Supplied material ::
** Begin **

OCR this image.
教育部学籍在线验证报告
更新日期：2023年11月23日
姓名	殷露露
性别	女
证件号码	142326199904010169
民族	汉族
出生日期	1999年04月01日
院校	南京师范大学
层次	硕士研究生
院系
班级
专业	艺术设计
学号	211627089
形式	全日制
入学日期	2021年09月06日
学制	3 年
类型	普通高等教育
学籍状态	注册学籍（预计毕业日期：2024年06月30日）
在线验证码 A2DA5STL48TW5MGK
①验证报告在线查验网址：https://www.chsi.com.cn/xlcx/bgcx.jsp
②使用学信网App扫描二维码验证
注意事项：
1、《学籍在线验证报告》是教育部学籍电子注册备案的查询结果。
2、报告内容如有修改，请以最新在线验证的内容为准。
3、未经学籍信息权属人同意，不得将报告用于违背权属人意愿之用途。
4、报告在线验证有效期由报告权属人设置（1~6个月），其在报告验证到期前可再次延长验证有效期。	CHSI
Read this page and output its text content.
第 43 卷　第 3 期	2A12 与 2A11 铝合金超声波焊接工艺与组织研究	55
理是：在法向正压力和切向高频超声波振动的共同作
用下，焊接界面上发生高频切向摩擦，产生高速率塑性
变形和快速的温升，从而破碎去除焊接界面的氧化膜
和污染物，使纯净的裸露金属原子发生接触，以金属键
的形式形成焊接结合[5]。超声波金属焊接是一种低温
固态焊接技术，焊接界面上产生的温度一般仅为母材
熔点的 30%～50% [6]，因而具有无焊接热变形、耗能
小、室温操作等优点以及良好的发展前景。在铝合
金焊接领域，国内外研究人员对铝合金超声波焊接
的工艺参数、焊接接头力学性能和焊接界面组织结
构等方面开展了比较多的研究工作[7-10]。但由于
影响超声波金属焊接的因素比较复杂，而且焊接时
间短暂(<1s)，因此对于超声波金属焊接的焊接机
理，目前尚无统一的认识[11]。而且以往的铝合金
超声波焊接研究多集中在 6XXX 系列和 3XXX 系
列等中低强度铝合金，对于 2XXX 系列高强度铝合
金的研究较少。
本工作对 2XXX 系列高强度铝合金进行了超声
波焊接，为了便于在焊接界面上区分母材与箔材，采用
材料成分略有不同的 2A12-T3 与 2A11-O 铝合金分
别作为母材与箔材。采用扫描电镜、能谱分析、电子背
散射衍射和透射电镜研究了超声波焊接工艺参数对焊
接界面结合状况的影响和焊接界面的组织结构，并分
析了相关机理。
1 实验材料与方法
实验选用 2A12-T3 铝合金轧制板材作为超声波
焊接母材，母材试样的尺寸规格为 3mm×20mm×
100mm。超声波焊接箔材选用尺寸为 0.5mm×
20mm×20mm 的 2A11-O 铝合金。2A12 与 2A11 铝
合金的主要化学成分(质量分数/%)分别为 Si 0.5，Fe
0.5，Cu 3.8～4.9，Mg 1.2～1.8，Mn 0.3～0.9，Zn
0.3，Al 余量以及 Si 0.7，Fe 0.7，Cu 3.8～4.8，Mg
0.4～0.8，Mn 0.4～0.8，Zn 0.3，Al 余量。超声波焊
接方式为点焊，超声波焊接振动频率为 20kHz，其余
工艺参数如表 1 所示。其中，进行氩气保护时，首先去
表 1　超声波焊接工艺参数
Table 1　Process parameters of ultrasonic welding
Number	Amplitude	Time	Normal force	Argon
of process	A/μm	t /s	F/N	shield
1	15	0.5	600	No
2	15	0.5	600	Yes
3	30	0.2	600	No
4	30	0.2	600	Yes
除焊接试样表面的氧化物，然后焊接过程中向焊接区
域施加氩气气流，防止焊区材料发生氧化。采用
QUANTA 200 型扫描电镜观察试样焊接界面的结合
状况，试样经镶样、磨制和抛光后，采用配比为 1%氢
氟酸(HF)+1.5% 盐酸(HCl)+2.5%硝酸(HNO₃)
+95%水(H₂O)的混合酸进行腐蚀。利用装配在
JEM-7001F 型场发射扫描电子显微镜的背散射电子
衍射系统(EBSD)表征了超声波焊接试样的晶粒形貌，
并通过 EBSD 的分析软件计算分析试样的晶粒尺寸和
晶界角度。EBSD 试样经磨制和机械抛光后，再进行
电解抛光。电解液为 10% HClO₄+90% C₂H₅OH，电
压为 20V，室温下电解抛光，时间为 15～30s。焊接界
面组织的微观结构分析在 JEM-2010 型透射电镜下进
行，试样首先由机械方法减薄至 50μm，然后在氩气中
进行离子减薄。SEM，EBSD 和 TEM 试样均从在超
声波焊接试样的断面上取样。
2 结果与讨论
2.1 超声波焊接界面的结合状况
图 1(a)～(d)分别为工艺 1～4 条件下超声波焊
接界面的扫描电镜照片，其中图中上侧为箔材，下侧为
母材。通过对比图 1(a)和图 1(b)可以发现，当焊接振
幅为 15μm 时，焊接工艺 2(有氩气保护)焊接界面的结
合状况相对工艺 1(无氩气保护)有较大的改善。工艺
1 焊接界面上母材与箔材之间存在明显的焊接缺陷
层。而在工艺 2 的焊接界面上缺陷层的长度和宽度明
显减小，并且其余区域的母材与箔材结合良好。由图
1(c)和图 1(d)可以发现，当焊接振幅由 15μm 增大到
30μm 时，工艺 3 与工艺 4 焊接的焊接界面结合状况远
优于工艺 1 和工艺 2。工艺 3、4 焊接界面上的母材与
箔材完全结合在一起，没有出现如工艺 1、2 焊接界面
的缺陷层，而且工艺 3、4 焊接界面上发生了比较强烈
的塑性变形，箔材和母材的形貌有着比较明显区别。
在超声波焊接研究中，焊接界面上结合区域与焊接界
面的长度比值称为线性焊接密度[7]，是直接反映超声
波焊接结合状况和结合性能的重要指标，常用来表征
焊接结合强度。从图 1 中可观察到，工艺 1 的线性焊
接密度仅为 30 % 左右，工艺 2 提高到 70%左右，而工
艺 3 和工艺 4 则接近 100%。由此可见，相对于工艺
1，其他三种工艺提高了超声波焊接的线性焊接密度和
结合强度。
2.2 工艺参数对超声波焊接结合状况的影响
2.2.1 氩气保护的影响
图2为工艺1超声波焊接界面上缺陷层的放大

** End **

Instruction ::
Reproduce each line from the records that contains the word "EBSD".

Output of the task ::
衍射系统(EBSD)表征了超声波焊接试样的晶粒形貌，
并通过 EBSD 的分析软件计算分析试样的晶粒尺寸和
晶界角度。EBSD 试样经磨制和机械抛光后，再进行
进行离子减薄。SEM，EBSD 和 TEM 试样均从在超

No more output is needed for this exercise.